[Figure record listings]
-- BEGIN --

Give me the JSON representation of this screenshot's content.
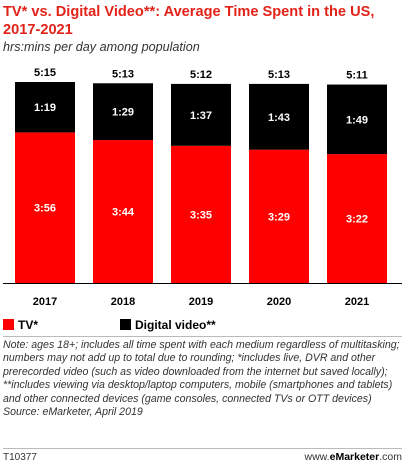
{
  "header": {
    "title": "TV* vs. Digital Video**: Average Time Spent in the US, 2017-2021",
    "subtitle": "hrs:mins per day among population"
  },
  "chart_data": {
    "type": "bar",
    "stacked": true,
    "categories": [
      "2017",
      "2018",
      "2019",
      "2020",
      "2021"
    ],
    "totals": [
      "5:15",
      "5:13",
      "5:12",
      "5:13",
      "5:11"
    ],
    "ylim": [
      0,
      315
    ],
    "series": [
      {
        "name": "TV*",
        "color": "#ff0000",
        "values": [
          236,
          224,
          215,
          209,
          202
        ],
        "labels": [
          "3:56",
          "3:44",
          "3:35",
          "3:29",
          "3:22"
        ]
      },
      {
        "name": "Digital video**",
        "color": "#000000",
        "values": [
          79,
          89,
          97,
          103,
          109
        ],
        "labels": [
          "1:19",
          "1:29",
          "1:37",
          "1:43",
          "1:49"
        ]
      }
    ],
    "legend": "bottom-left"
  },
  "note": "Note: ages 18+; includes all time spent with each medium regardless of multitasking; numbers may not add up to total due to rounding; *includes live, DVR and other prerecorded video (such as video downloaded from the internet but saved locally); **includes viewing via desktop/laptop computers, mobile (smartphones and tablets) and other connected devices (game consoles, connected TVs or OTT devices)",
  "source": "Source: eMarketer, April 2019",
  "footer": {
    "id": "T10377",
    "site_prefix": "www.",
    "site_brand": "eMarketer",
    "site_suffix": ".com"
  }
}
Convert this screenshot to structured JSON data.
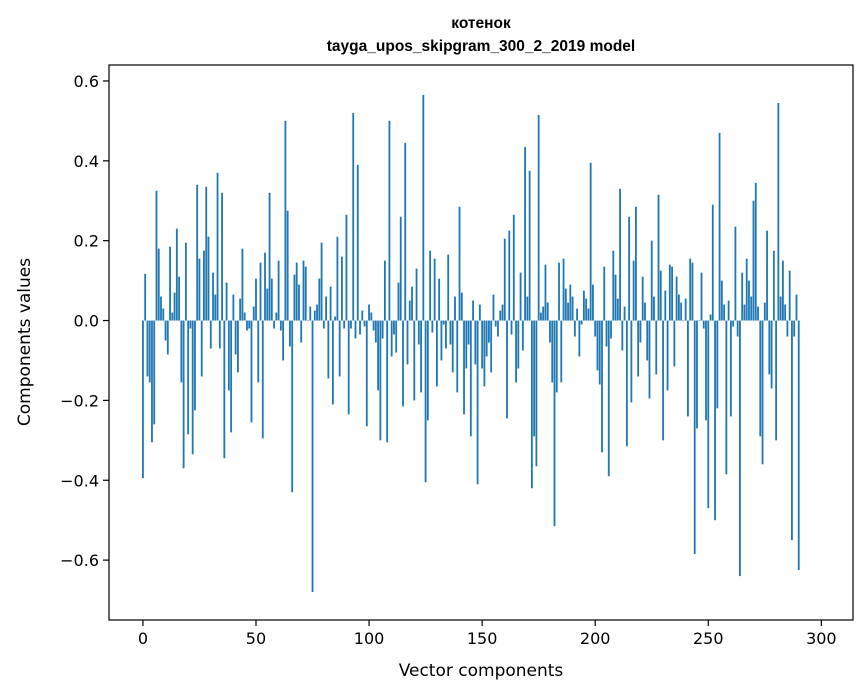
{
  "chart_data": {
    "type": "bar",
    "title": "котенок",
    "subtitle": "tayga_upos_skipgram_300_2_2019 model",
    "xlabel": "Vector components",
    "ylabel": "Components values",
    "xlim": [
      -15,
      314
    ],
    "ylim": [
      -0.75,
      0.64
    ],
    "xticks": [
      0,
      50,
      100,
      150,
      200,
      250,
      300
    ],
    "xtick_labels": [
      "0",
      "50",
      "100",
      "150",
      "200",
      "250",
      "300"
    ],
    "yticks": [
      -0.6,
      -0.4,
      -0.2,
      0.0,
      0.2,
      0.4,
      0.6
    ],
    "ytick_labels": [
      "−0.6",
      "−0.4",
      "−0.2",
      "0.0",
      "0.2",
      "0.4",
      "0.6"
    ],
    "grid": false,
    "bar_color": "#1f77b4",
    "x": "0..299",
    "values": [
      -0.395,
      0.117,
      -0.14,
      -0.155,
      -0.305,
      -0.26,
      0.325,
      0.18,
      0.06,
      0.03,
      -0.05,
      -0.085,
      0.185,
      0.02,
      0.07,
      0.23,
      0.11,
      -0.155,
      -0.37,
      0.195,
      -0.285,
      -0.02,
      -0.335,
      -0.225,
      0.34,
      0.155,
      -0.14,
      0.175,
      0.335,
      0.21,
      -0.07,
      0.12,
      0.065,
      0.37,
      -0.07,
      0.32,
      -0.345,
      0.095,
      -0.175,
      -0.28,
      0.065,
      -0.085,
      -0.13,
      0.055,
      0.18,
      0.02,
      -0.025,
      -0.02,
      -0.255,
      0.035,
      0.105,
      -0.155,
      0.145,
      -0.295,
      0.17,
      0.08,
      0.32,
      0.105,
      -0.02,
      0.02,
      0.15,
      -0.025,
      -0.1,
      0.5,
      0.275,
      -0.065,
      -0.43,
      0.115,
      0.145,
      0.09,
      -0.055,
      0.15,
      0.135,
      0.0,
      0.035,
      -0.68,
      0.025,
      0.04,
      0.105,
      0.195,
      -0.02,
      0.06,
      -0.145,
      0.085,
      -0.21,
      0.01,
      0.21,
      -0.14,
      0.16,
      -0.02,
      0.265,
      -0.235,
      -0.02,
      0.52,
      -0.045,
      0.39,
      -0.035,
      0.025,
      -0.015,
      -0.265,
      0.04,
      0.02,
      -0.025,
      -0.055,
      -0.175,
      -0.3,
      -0.045,
      0.15,
      -0.305,
      0.5,
      -0.09,
      -0.035,
      -0.08,
      0.095,
      0.26,
      -0.215,
      0.445,
      -0.11,
      0.05,
      0.085,
      -0.2,
      0.13,
      -0.06,
      -0.18,
      0.565,
      -0.405,
      -0.25,
      0.175,
      -0.03,
      0.155,
      -0.165,
      0.105,
      -0.1,
      -0.01,
      -0.07,
      0.165,
      -0.06,
      -0.13,
      0.06,
      -0.18,
      0.285,
      0.07,
      -0.235,
      -0.12,
      -0.06,
      -0.29,
      0.05,
      -0.11,
      -0.41,
      0.04,
      -0.12,
      -0.165,
      -0.09,
      -0.055,
      -0.13,
      0.065,
      -0.015,
      -0.04,
      0.025,
      0.04,
      0.205,
      -0.245,
      0.225,
      -0.035,
      0.265,
      -0.155,
      -0.12,
      0.12,
      -0.075,
      0.435,
      0.06,
      0.375,
      -0.42,
      -0.29,
      -0.365,
      0.515,
      0.02,
      0.035,
      0.14,
      0.045,
      -0.055,
      -0.155,
      -0.515,
      -0.18,
      0.145,
      -0.155,
      0.155,
      0.08,
      0.045,
      0.09,
      0.06,
      -0.04,
      0.03,
      -0.09,
      -0.01,
      0.075,
      0.055,
      0.03,
      0.395,
      0.09,
      -0.04,
      -0.125,
      -0.16,
      -0.33,
      0.135,
      -0.065,
      -0.39,
      -0.045,
      0.175,
      0.115,
      0.055,
      0.33,
      -0.075,
      0.035,
      -0.315,
      0.26,
      -0.205,
      0.15,
      0.285,
      -0.14,
      -0.055,
      0.11,
      0.045,
      -0.1,
      -0.195,
      0.2,
      0.06,
      -0.135,
      0.315,
      0.125,
      -0.3,
      0.075,
      -0.175,
      0.14,
      0.135,
      -0.115,
      0.11,
      0.065,
      0.045,
      0.0,
      0.055,
      -0.24,
      0.155,
      0.145,
      -0.585,
      -0.27,
      0.0,
      0.12,
      -0.02,
      -0.25,
      -0.47,
      0.015,
      0.29,
      -0.5,
      -0.22,
      0.47,
      0.1,
      0.04,
      -0.385,
      0.05,
      -0.24,
      -0.015,
      0.235,
      -0.04,
      -0.64,
      0.12,
      0.04,
      0.155,
      0.1,
      0.06,
      0.3,
      0.345,
      0.035,
      -0.29,
      -0.36,
      0.045,
      0.225,
      -0.135,
      -0.17,
      0.175,
      -0.3,
      0.545,
      0.06,
      0.15,
      0.04,
      -0.04,
      0.125,
      -0.55,
      -0.04,
      0.065,
      -0.625
    ]
  }
}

-- END --

• _REQUEST_: Find the word "JSON" and list each line it appears in.

• _OUTPUT BELOW_:
Give me the JSON representation of this screenshot's content.
Convert this screenshot to structured JSON data.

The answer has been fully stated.